** Begin RECORDS FOR PROCESSING **

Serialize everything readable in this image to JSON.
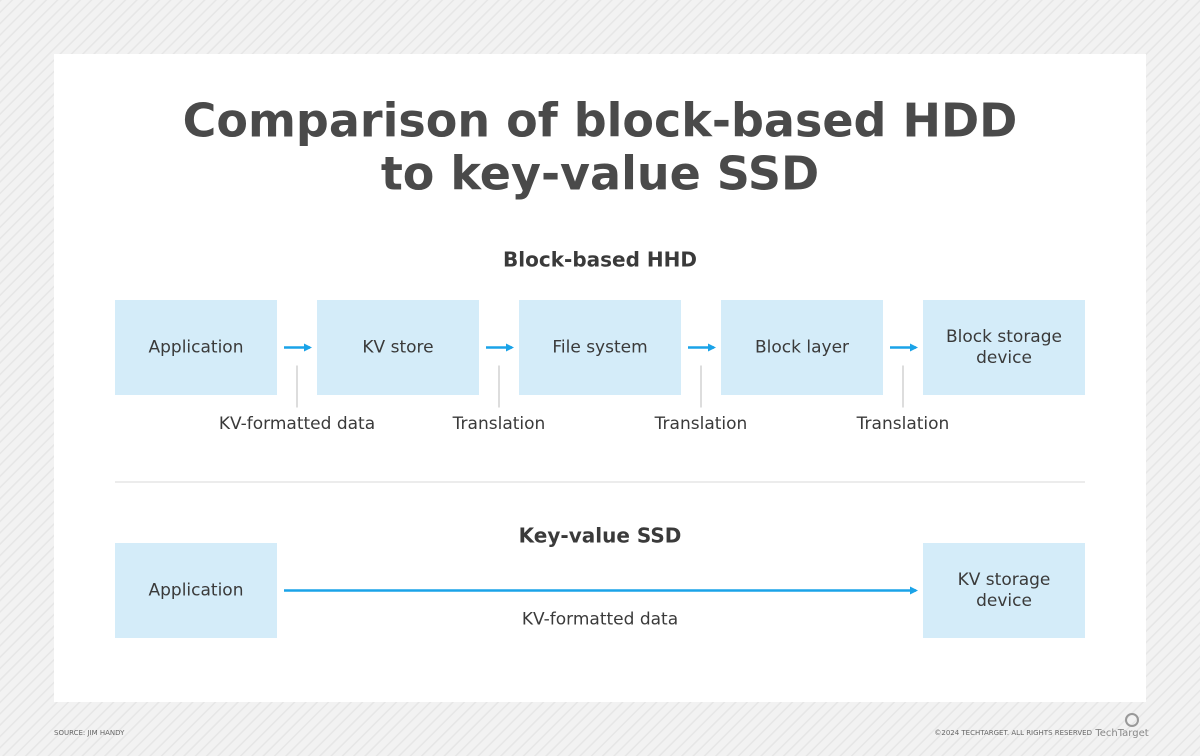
{
  "title": [
    "Comparison of block-based HDD",
    "to key-value SSD"
  ],
  "sections": [
    {
      "heading": "Block-based HHD",
      "nodes": [
        {
          "label": [
            "Application"
          ]
        },
        {
          "label": [
            "KV store"
          ]
        },
        {
          "label": [
            "File system"
          ]
        },
        {
          "label": [
            "Block layer"
          ]
        },
        {
          "label": [
            "Block storage",
            "device"
          ]
        }
      ],
      "edges": [
        "KV-formatted data",
        "Translation",
        "Translation",
        "Translation"
      ]
    },
    {
      "heading": "Key-value SSD",
      "nodes": [
        {
          "label": [
            "Application"
          ]
        },
        {
          "label": [
            "KV storage",
            "device"
          ]
        }
      ],
      "edges": [
        "KV-formatted data"
      ]
    }
  ],
  "footer": {
    "source": "SOURCE: JIM HANDY",
    "copyright": "©2024 TECHTARGET. ALL RIGHTS RESERVED",
    "logo": "TechTarget"
  }
}
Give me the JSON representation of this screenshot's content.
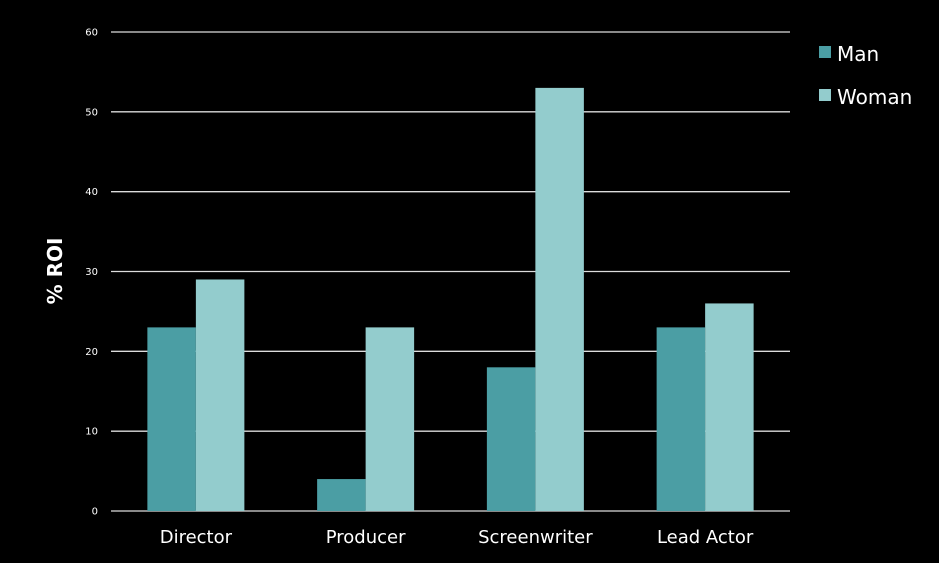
{
  "chart_data": {
    "type": "bar",
    "ylabel": "% ROI",
    "categories": [
      "Director",
      "Producer",
      "Screenwriter",
      "Lead Actor"
    ],
    "series": [
      {
        "name": "Man",
        "values": [
          23,
          4,
          18,
          23
        ],
        "color": "#4b9ea4"
      },
      {
        "name": "Woman",
        "values": [
          29,
          23,
          53,
          26
        ],
        "color": "#93cccd"
      }
    ],
    "ylim": [
      0,
      60
    ],
    "yticks": [
      0,
      10,
      20,
      30,
      40,
      50,
      60
    ],
    "grid": true,
    "legend_position": "top-right",
    "background": "#000000",
    "text_color": "#ffffff"
  }
}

** End RECORDS FOR PROCESSING **

EXERCISE REQUIREMENTS — Extract all lines containing the word "heading".

TASK RESPONSE —
      "heading": "Block-based HHD",
      "heading": "Key-value SSD",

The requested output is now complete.